CHALLENGE – All lines featuring the string "请简要分析" are to be listed.

+--

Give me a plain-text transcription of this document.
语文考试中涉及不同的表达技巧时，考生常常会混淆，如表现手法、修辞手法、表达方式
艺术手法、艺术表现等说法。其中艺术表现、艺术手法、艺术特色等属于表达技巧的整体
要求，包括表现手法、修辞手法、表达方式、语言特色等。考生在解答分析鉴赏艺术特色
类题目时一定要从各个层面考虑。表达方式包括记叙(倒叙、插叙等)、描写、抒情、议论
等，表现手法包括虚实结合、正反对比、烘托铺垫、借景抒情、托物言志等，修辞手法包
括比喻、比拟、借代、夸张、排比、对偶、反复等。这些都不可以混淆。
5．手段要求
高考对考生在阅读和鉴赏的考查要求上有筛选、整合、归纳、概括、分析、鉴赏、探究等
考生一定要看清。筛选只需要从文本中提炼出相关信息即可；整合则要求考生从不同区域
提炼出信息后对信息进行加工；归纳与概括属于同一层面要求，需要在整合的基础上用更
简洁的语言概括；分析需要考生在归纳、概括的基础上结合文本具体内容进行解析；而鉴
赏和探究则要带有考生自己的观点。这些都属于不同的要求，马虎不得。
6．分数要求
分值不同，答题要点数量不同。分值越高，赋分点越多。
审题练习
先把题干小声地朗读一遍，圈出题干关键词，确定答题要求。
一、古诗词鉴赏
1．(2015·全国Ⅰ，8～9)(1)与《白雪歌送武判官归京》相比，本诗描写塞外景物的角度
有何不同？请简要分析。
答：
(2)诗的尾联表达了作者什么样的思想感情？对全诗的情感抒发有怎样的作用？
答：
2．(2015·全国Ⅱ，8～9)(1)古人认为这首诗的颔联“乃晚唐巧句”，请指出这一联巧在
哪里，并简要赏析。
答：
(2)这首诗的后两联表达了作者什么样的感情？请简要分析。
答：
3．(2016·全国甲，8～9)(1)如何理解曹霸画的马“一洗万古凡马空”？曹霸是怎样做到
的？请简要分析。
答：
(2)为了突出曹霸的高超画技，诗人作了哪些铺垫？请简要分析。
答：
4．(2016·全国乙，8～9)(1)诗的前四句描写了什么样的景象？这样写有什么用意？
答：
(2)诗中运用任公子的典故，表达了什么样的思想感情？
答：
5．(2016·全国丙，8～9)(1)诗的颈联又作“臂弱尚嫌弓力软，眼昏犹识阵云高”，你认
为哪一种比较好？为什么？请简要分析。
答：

+--

THE REPLY –
有何不同？请简要分析。
(2)这首诗的后两联表达了作者什么样的感情？请简要分析。
的？请简要分析。
(2)为了突出曹霸的高超画技，诗人作了哪些铺垫？请简要分析。
为哪一种比较好？为什么？请简要分析。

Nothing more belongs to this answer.